--- START OF ENTRIES ---
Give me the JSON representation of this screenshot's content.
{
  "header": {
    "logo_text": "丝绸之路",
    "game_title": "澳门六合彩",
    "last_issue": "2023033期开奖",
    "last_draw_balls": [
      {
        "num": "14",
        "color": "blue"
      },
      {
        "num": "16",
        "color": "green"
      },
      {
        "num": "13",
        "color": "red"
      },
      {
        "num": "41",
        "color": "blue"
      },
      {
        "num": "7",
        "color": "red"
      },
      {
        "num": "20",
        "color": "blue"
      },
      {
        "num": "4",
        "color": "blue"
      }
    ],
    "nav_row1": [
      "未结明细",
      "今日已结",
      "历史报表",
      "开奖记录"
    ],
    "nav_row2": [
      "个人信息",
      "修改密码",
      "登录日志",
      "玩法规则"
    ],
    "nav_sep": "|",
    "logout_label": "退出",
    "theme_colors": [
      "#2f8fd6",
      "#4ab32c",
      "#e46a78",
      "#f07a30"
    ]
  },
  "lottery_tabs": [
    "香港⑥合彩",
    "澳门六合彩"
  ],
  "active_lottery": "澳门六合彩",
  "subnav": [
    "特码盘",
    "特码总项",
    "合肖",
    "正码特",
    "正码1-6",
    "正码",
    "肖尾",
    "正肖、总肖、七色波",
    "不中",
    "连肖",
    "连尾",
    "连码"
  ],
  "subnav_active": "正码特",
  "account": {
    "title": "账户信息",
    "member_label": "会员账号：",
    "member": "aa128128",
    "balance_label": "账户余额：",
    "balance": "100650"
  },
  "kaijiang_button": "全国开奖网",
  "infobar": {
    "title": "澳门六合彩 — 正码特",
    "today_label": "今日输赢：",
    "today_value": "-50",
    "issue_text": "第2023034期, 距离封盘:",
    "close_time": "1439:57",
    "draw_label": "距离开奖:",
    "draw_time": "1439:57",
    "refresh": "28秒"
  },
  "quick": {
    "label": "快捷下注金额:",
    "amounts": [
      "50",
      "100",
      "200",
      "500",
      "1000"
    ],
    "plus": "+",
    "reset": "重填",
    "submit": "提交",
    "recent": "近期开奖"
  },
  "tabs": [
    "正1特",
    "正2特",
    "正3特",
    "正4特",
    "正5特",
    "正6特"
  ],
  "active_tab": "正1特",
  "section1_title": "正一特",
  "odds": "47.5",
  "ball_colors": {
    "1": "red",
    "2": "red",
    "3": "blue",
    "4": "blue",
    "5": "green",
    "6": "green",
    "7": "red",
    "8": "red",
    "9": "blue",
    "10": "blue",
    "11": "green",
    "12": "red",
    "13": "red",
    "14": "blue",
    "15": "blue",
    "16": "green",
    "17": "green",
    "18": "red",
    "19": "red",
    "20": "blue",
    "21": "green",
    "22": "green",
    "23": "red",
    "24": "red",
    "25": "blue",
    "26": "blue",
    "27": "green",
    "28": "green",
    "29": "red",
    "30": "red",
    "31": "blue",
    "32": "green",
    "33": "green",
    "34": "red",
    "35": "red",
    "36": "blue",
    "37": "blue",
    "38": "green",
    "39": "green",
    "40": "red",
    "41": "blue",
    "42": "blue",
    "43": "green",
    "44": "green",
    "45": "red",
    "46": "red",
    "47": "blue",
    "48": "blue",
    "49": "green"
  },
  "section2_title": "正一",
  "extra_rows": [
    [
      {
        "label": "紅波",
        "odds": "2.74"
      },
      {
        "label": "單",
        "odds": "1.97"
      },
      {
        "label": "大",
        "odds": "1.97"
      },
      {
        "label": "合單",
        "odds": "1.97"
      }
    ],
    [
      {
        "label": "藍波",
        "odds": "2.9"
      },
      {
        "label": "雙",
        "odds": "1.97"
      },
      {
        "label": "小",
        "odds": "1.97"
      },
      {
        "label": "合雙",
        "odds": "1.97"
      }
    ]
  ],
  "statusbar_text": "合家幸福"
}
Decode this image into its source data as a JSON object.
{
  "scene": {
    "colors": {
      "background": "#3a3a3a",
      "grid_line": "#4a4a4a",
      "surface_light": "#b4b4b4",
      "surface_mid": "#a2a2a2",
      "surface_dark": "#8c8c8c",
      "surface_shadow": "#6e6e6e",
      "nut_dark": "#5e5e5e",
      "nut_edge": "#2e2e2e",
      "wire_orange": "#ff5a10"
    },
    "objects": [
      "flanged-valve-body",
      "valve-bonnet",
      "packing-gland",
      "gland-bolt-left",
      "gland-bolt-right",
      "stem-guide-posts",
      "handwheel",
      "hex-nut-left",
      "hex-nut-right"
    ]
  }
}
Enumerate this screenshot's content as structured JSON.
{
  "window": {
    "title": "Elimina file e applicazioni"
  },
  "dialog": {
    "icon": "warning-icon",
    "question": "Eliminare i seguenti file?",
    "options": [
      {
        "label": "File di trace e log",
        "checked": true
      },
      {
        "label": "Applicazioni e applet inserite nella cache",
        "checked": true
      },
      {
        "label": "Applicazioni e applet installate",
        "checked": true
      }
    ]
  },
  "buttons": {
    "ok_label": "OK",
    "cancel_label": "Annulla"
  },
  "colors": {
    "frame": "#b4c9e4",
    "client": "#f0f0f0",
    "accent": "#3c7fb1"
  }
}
--- END OF ENTRIES ---
• [PROBLEM DESCRIPTION]
Take the line with "Enumerate this screenshot's" and all lines after it through the end of the records, and write them out exactly; include nothing else.

• [TASK SOLUTION]
Enumerate this screenshot's content as structured JSON.
{
  "window": {
    "title": "Elimina file e applicazioni"
  },
  "dialog": {
    "icon": "warning-icon",
    "question": "Eliminare i seguenti file?",
    "options": [
      {
        "label": "File di trace e log",
        "checked": true
      },
      {
        "label": "Applicazioni e applet inserite nella cache",
        "checked": true
      },
      {
        "label": "Applicazioni e applet installate",
        "checked": true
      }
    ]
  },
  "buttons": {
    "ok_label": "OK",
    "cancel_label": "Annulla"
  },
  "colors": {
    "frame": "#b4c9e4",
    "client": "#f0f0f0",
    "accent": "#3c7fb1"
  }
}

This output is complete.